> TASK OBJECTIVE
Transcribe every line of the listing below without any deviation.

——————

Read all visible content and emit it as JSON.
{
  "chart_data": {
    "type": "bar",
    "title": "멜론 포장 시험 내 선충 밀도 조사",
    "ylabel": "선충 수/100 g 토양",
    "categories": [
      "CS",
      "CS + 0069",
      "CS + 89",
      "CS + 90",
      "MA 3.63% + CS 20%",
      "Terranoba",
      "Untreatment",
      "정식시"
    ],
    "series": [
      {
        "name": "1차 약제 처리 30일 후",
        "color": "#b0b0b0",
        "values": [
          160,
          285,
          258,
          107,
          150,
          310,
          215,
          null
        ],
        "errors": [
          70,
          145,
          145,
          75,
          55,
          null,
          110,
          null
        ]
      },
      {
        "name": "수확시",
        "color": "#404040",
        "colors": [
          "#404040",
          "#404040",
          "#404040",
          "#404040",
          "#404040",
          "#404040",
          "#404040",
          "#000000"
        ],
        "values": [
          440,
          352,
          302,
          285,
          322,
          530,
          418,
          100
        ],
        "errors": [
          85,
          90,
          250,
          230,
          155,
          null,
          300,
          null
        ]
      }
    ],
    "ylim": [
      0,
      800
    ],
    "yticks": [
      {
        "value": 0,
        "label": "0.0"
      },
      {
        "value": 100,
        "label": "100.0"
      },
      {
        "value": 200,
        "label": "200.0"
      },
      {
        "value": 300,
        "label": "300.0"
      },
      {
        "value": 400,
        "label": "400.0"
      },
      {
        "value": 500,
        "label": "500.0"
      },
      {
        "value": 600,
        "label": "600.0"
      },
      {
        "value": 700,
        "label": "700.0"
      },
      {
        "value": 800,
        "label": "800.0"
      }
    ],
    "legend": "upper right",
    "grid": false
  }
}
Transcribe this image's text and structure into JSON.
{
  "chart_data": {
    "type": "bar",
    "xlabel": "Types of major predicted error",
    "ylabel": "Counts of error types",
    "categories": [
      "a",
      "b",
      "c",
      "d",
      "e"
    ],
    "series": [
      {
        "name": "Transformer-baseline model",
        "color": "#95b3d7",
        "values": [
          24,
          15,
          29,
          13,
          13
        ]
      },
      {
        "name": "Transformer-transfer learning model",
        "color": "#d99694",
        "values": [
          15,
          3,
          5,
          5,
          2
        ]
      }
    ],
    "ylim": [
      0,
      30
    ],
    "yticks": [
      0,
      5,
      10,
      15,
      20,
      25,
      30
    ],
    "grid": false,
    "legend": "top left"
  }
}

——————

> ANSWER TO THIS PROBLEM
Read all visible content and emit it as JSON.
{
  "chart_data": {
    "type": "bar",
    "title": "멜론 포장 시험 내 선충 밀도 조사",
    "ylabel": "선충 수/100 g 토양",
    "categories": [
      "CS",
      "CS + 0069",
      "CS + 89",
      "CS + 90",
      "MA 3.63% + CS 20%",
      "Terranoba",
      "Untreatment",
      "정식시"
    ],
    "series": [
      {
        "name": "1차 약제 처리 30일 후",
        "color": "#b0b0b0",
        "values": [
          160,
          285,
          258,
          107,
          150,
          310,
          215,
          null
        ],
        "errors": [
          70,
          145,
          145,
          75,
          55,
          null,
          110,
          null
        ]
      },
      {
        "name": "수확시",
        "color": "#404040",
        "colors": [
          "#404040",
          "#404040",
          "#404040",
          "#404040",
          "#404040",
          "#404040",
          "#404040",
          "#000000"
        ],
        "values": [
          440,
          352,
          302,
          285,
          322,
          530,
          418,
          100
        ],
        "errors": [
          85,
          90,
          250,
          230,
          155,
          null,
          300,
          null
        ]
      }
    ],
    "ylim": [
      0,
      800
    ],
    "yticks": [
      {
        "value": 0,
        "label": "0.0"
      },
      {
        "value": 100,
        "label": "100.0"
      },
      {
        "value": 200,
        "label": "200.0"
      },
      {
        "value": 300,
        "label": "300.0"
      },
      {
        "value": 400,
        "label": "400.0"
      },
      {
        "value": 500,
        "label": "500.0"
      },
      {
        "value": 600,
        "label": "600.0"
      },
      {
        "value": 700,
        "label": "700.0"
      },
      {
        "value": 800,
        "label": "800.0"
      }
    ],
    "legend": "upper right",
    "grid": false
  }
}
Transcribe this image's text and structure into JSON.
{
  "chart_data": {
    "type": "bar",
    "xlabel": "Types of major predicted error",
    "ylabel": "Counts of error types",
    "categories": [
      "a",
      "b",
      "c",
      "d",
      "e"
    ],
    "series": [
      {
        "name": "Transformer-baseline model",
        "color": "#95b3d7",
        "values": [
          24,
          15,
          29,
          13,
          13
        ]
      },
      {
        "name": "Transformer-transfer learning model",
        "color": "#d99694",
        "values": [
          15,
          3,
          5,
          5,
          2
        ]
      }
    ],
    "ylim": [
      0,
      30
    ],
    "yticks": [
      0,
      5,
      10,
      15,
      20,
      25,
      30
    ],
    "grid": false,
    "legend": "top left"
  }
}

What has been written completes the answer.